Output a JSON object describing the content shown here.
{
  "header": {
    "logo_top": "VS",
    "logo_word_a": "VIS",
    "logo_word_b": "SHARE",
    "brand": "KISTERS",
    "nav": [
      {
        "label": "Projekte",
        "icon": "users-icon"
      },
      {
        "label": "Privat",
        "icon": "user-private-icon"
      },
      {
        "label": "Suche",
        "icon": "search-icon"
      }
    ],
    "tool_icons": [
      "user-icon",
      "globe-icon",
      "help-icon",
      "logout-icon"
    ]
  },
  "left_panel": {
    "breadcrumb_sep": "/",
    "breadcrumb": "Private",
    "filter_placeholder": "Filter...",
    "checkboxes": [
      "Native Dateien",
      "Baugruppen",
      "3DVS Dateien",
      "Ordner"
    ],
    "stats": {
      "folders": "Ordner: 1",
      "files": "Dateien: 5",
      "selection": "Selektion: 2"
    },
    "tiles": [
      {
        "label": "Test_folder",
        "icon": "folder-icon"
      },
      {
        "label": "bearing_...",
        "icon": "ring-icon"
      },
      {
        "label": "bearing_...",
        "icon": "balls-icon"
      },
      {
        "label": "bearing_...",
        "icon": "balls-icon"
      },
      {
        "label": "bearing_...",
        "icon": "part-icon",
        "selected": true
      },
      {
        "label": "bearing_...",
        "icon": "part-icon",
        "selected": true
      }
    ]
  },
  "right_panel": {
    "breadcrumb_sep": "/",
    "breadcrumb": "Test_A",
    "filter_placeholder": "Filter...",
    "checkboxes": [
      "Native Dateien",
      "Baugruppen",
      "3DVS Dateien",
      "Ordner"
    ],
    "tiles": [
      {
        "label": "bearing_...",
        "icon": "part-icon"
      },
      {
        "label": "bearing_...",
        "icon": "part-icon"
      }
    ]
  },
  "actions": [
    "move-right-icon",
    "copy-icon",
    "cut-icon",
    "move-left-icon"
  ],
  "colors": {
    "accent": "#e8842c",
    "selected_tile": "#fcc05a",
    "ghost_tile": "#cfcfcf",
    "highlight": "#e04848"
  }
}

YOUR GOAL:
Print all of the data exactly as it was given.

ANSWER TO THE PROBLEM:
Output a JSON object describing the content shown here.
{
  "header": {
    "logo_top": "VS",
    "logo_word_a": "VIS",
    "logo_word_b": "SHARE",
    "brand": "KISTERS",
    "nav": [
      {
        "label": "Projekte",
        "icon": "users-icon"
      },
      {
        "label": "Privat",
        "icon": "user-private-icon"
      },
      {
        "label": "Suche",
        "icon": "search-icon"
      }
    ],
    "tool_icons": [
      "user-icon",
      "globe-icon",
      "help-icon",
      "logout-icon"
    ]
  },
  "left_panel": {
    "breadcrumb_sep": "/",
    "breadcrumb": "Private",
    "filter_placeholder": "Filter...",
    "checkboxes": [
      "Native Dateien",
      "Baugruppen",
      "3DVS Dateien",
      "Ordner"
    ],
    "stats": {
      "folders": "Ordner: 1",
      "files": "Dateien: 5",
      "selection": "Selektion: 2"
    },
    "tiles": [
      {
        "label": "Test_folder",
        "icon": "folder-icon"
      },
      {
        "label": "bearing_...",
        "icon": "ring-icon"
      },
      {
        "label": "bearing_...",
        "icon": "balls-icon"
      },
      {
        "label": "bearing_...",
        "icon": "balls-icon"
      },
      {
        "label": "bearing_...",
        "icon": "part-icon",
        "selected": true
      },
      {
        "label": "bearing_...",
        "icon": "part-icon",
        "selected": true
      }
    ]
  },
  "right_panel": {
    "breadcrumb_sep": "/",
    "breadcrumb": "Test_A",
    "filter_placeholder": "Filter...",
    "checkboxes": [
      "Native Dateien",
      "Baugruppen",
      "3DVS Dateien",
      "Ordner"
    ],
    "tiles": [
      {
        "label": "bearing_...",
        "icon": "part-icon"
      },
      {
        "label": "bearing_...",
        "icon": "part-icon"
      }
    ]
  },
  "actions": [
    "move-right-icon",
    "copy-icon",
    "cut-icon",
    "move-left-icon"
  ],
  "colors": {
    "accent": "#e8842c",
    "selected_tile": "#fcc05a",
    "ghost_tile": "#cfcfcf",
    "highlight": "#e04848"
  }
}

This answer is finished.